Tally the lines in the data that follows that include the word "Выезд", and report nothing but the total.

— Start of Dataset excerpts —

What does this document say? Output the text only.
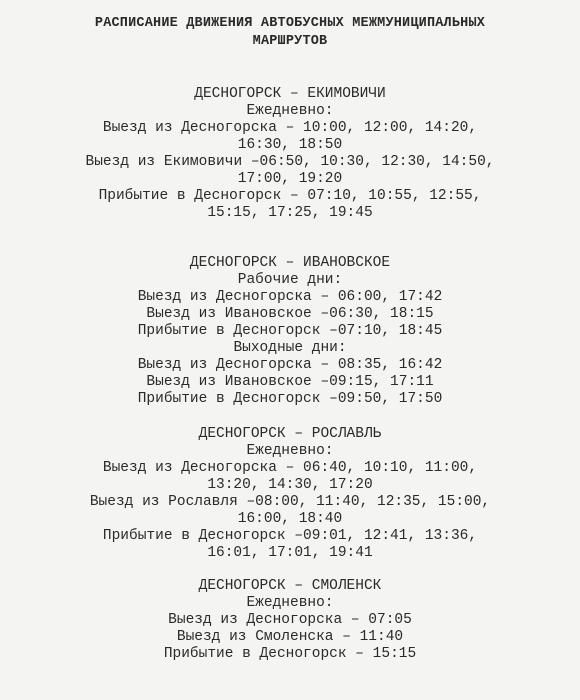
РАСПИСАНИЕ ДВИЖЕНИЯ АВТОБУСНЫХ МЕЖМУНИЦИПАЛЬНЫХ
МАРШРУТОВ
ДЕСНОГОРСК – ЕКИМОВИЧИ
Ежедневно:
Выезд из Десногорска – 10:00, 12:00, 14:20,
16:30, 18:50
Выезд из Екимовичи –06:50, 10:30, 12:30, 14:50,
17:00, 19:20
Прибытие в Десногорск – 07:10, 10:55, 12:55,
15:15, 17:25, 19:45
ДЕСНОГОРСК – ИВАНОВСКОЕ
Рабочие дни:
Выезд из Десногорска – 06:00, 17:42
Выезд из Ивановское –06:30, 18:15
Прибытие в Десногорск –07:10, 18:45
Выходные дни:
Выезд из Десногорска – 08:35, 16:42
Выезд из Ивановское –09:15, 17:11
Прибытие в Десногорск –09:50, 17:50
ДЕСНОГОРСК – РОСЛАВЛЬ
Ежедневно:
Выезд из Десногорска – 06:40, 10:10, 11:00,
13:20, 14:30, 17:20
Выезд из Рославля –08:00, 11:40, 12:35, 15:00,
16:00, 18:40
Прибытие в Десногорск –09:01, 12:41, 13:36,
16:01, 17:01, 19:41
ДЕСНОГОРСК – СМОЛЕНСК
Ежедневно:
Выезд из Десногорска – 07:05
Выезд из Смоленска – 11:40
Прибытие в Десногорск – 15:15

— End of Dataset excerpts —

Exercise solution = 10